» Problem details: State the number of lines in the material below that have "password" in them, without any other text.

****************

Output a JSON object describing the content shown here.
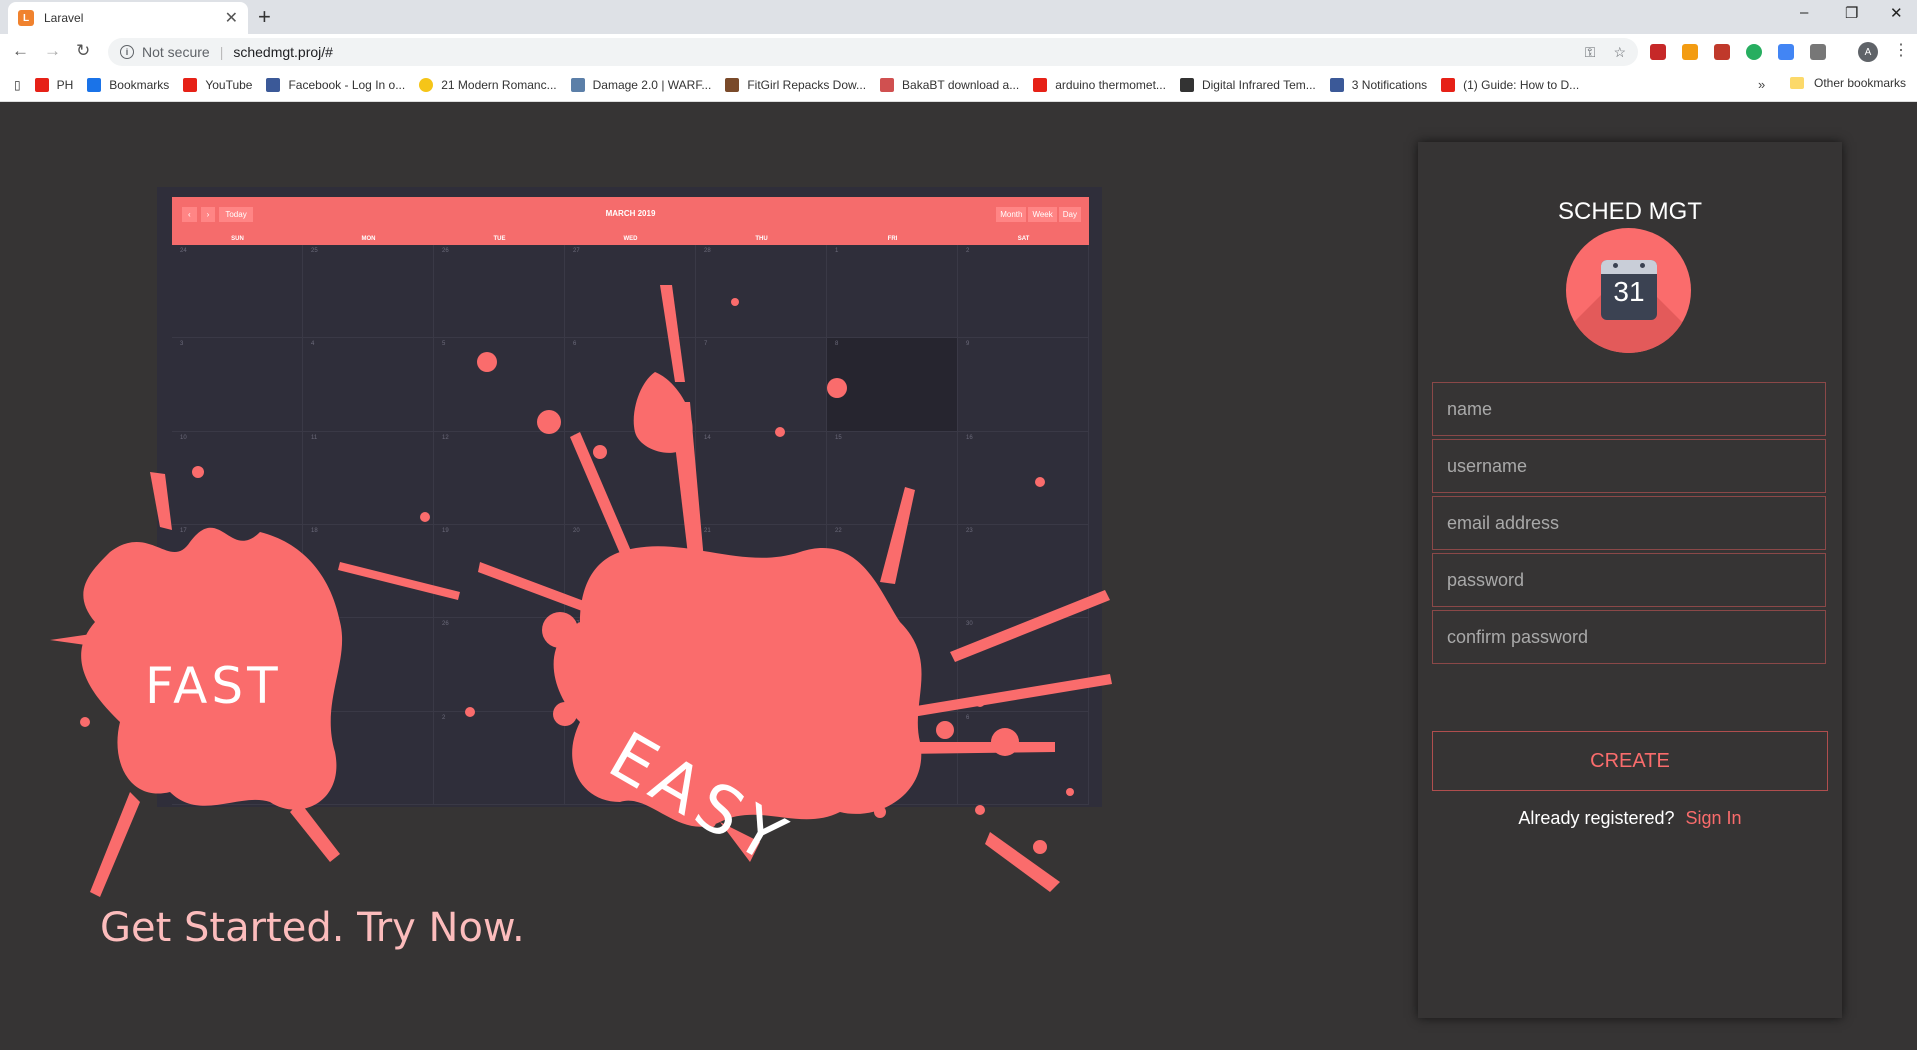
{
  "browser": {
    "tab_title": "Laravel",
    "tab_favicon": "laravel-icon",
    "new_tab_symbol": "+",
    "security_text": "Not secure",
    "url": "schedmgt.proj/#",
    "window_controls": {
      "minimize": "–",
      "restore": "❐",
      "close": "✕"
    },
    "avatar_letter": "A",
    "bookmarks": [
      {
        "label": "PH",
        "icon": "youtube-icon",
        "color": "#e62117"
      },
      {
        "label": "Bookmarks",
        "icon": "star-icon",
        "color": "#1a73e8"
      },
      {
        "label": "YouTube",
        "icon": "youtube-icon",
        "color": "#e62117"
      },
      {
        "label": "Facebook - Log In o...",
        "icon": "facebook-icon",
        "color": "#3b5998"
      },
      {
        "label": "21 Modern Romanc...",
        "icon": "badge-icon",
        "color": "#f5c518"
      },
      {
        "label": "Damage 2.0 | WARF...",
        "icon": "site-icon",
        "color": "#5b7fa8"
      },
      {
        "label": "FitGirl Repacks Dow...",
        "icon": "site-icon",
        "color": "#7a4a2a"
      },
      {
        "label": "BakaBT download a...",
        "icon": "site-icon",
        "color": "#d05050"
      },
      {
        "label": "arduino thermomet...",
        "icon": "youtube-icon",
        "color": "#e62117"
      },
      {
        "label": "Digital Infrared Tem...",
        "icon": "site-icon",
        "color": "#333333"
      },
      {
        "label": "3 Notifications",
        "icon": "facebook-icon",
        "color": "#3b5998"
      },
      {
        "label": "(1) Guide: How to D...",
        "icon": "youtube-icon",
        "color": "#e62117"
      }
    ],
    "bookmarks_more": "»",
    "other_bookmarks": "Other bookmarks"
  },
  "calendar": {
    "title": "MARCH 2019",
    "today_label": "Today",
    "views": [
      "Month",
      "Week",
      "Day"
    ],
    "weekdays": [
      "SUN",
      "MON",
      "TUE",
      "WED",
      "THU",
      "FRI",
      "SAT"
    ],
    "days": [
      "24",
      "25",
      "26",
      "27",
      "28",
      "1",
      "2",
      "3",
      "4",
      "5",
      "6",
      "7",
      "8",
      "9",
      "10",
      "11",
      "12",
      "13",
      "14",
      "15",
      "16",
      "17",
      "18",
      "19",
      "20",
      "21",
      "22",
      "23",
      "24",
      "25",
      "26",
      "27",
      "28",
      "29",
      "30",
      "31",
      "1",
      "2",
      "3",
      "4",
      "5",
      "6"
    ]
  },
  "hero": {
    "word_1": "FAST",
    "word_2": "EASY",
    "tagline": "Get Started. Try Now."
  },
  "signup": {
    "brand": "SCHED MGT",
    "logo_number": "31",
    "fields": {
      "name": "name",
      "username": "username",
      "email": "email address",
      "password": "password",
      "confirm": "confirm password"
    },
    "create_label": "CREATE",
    "already_text": "Already registered?",
    "signin_label": "Sign In"
  },
  "colors": {
    "accent": "#fa6c6c",
    "background": "#363434",
    "calendar_bg": "#2f2e3a"
  }
}
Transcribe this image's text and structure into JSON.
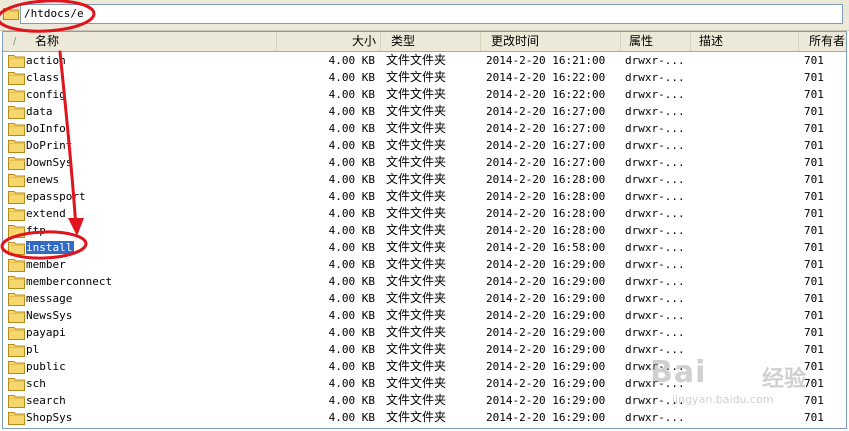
{
  "path_bar": {
    "value": "/htdocs/e"
  },
  "columns": {
    "sort_indicator": "/",
    "name": "名称",
    "size": "大小",
    "type": "类型",
    "modified": "更改时间",
    "attributes": "属性",
    "description": "描述",
    "owner": "所有者"
  },
  "files": [
    {
      "name": "action",
      "size": "4.00 KB",
      "type": "文件文件夹",
      "modified": "2014-2-20 16:21:00",
      "attributes": "drwxr-...",
      "owner": "701"
    },
    {
      "name": "class",
      "size": "4.00 KB",
      "type": "文件文件夹",
      "modified": "2014-2-20 16:22:00",
      "attributes": "drwxr-...",
      "owner": "701"
    },
    {
      "name": "config",
      "size": "4.00 KB",
      "type": "文件文件夹",
      "modified": "2014-2-20 16:22:00",
      "attributes": "drwxr-...",
      "owner": "701"
    },
    {
      "name": "data",
      "size": "4.00 KB",
      "type": "文件文件夹",
      "modified": "2014-2-20 16:27:00",
      "attributes": "drwxr-...",
      "owner": "701"
    },
    {
      "name": "DoInfo",
      "size": "4.00 KB",
      "type": "文件文件夹",
      "modified": "2014-2-20 16:27:00",
      "attributes": "drwxr-...",
      "owner": "701"
    },
    {
      "name": "DoPrint",
      "size": "4.00 KB",
      "type": "文件文件夹",
      "modified": "2014-2-20 16:27:00",
      "attributes": "drwxr-...",
      "owner": "701"
    },
    {
      "name": "DownSys",
      "size": "4.00 KB",
      "type": "文件文件夹",
      "modified": "2014-2-20 16:27:00",
      "attributes": "drwxr-...",
      "owner": "701"
    },
    {
      "name": "enews",
      "size": "4.00 KB",
      "type": "文件文件夹",
      "modified": "2014-2-20 16:28:00",
      "attributes": "drwxr-...",
      "owner": "701"
    },
    {
      "name": "epassport",
      "size": "4.00 KB",
      "type": "文件文件夹",
      "modified": "2014-2-20 16:28:00",
      "attributes": "drwxr-...",
      "owner": "701"
    },
    {
      "name": "extend",
      "size": "4.00 KB",
      "type": "文件文件夹",
      "modified": "2014-2-20 16:28:00",
      "attributes": "drwxr-...",
      "owner": "701"
    },
    {
      "name": "ftp",
      "size": "4.00 KB",
      "type": "文件文件夹",
      "modified": "2014-2-20 16:28:00",
      "attributes": "drwxr-...",
      "owner": "701"
    },
    {
      "name": "install",
      "size": "4.00 KB",
      "type": "文件文件夹",
      "modified": "2014-2-20 16:58:00",
      "attributes": "drwxr-...",
      "owner": "701",
      "selected": true
    },
    {
      "name": "member",
      "size": "4.00 KB",
      "type": "文件文件夹",
      "modified": "2014-2-20 16:29:00",
      "attributes": "drwxr-...",
      "owner": "701"
    },
    {
      "name": "memberconnect",
      "size": "4.00 KB",
      "type": "文件文件夹",
      "modified": "2014-2-20 16:29:00",
      "attributes": "drwxr-...",
      "owner": "701"
    },
    {
      "name": "message",
      "size": "4.00 KB",
      "type": "文件文件夹",
      "modified": "2014-2-20 16:29:00",
      "attributes": "drwxr-...",
      "owner": "701"
    },
    {
      "name": "NewsSys",
      "size": "4.00 KB",
      "type": "文件文件夹",
      "modified": "2014-2-20 16:29:00",
      "attributes": "drwxr-...",
      "owner": "701"
    },
    {
      "name": "payapi",
      "size": "4.00 KB",
      "type": "文件文件夹",
      "modified": "2014-2-20 16:29:00",
      "attributes": "drwxr-...",
      "owner": "701"
    },
    {
      "name": "pl",
      "size": "4.00 KB",
      "type": "文件文件夹",
      "modified": "2014-2-20 16:29:00",
      "attributes": "drwxr-...",
      "owner": "701"
    },
    {
      "name": "public",
      "size": "4.00 KB",
      "type": "文件文件夹",
      "modified": "2014-2-20 16:29:00",
      "attributes": "drwxr-...",
      "owner": "701"
    },
    {
      "name": "sch",
      "size": "4.00 KB",
      "type": "文件文件夹",
      "modified": "2014-2-20 16:29:00",
      "attributes": "drwxr-...",
      "owner": "701"
    },
    {
      "name": "search",
      "size": "4.00 KB",
      "type": "文件文件夹",
      "modified": "2014-2-20 16:29:00",
      "attributes": "drwxr-...",
      "owner": "701"
    },
    {
      "name": "ShopSys",
      "size": "4.00 KB",
      "type": "文件文件夹",
      "modified": "2014-2-20 16:29:00",
      "attributes": "drwxr-...",
      "owner": "701"
    }
  ],
  "icons": {
    "path_icon": "folder-icon",
    "row_icon": "folder-icon"
  },
  "colors": {
    "selection": "#316ac5",
    "folder_fill": "#f5d76e",
    "annotation_red": "#e0141e",
    "header_bg": "#ece9d8"
  },
  "watermark": {
    "logo": "Bai",
    "logo_cn": "经验",
    "url": "jingyan.baidu.com"
  }
}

****************

» Expected answer: 2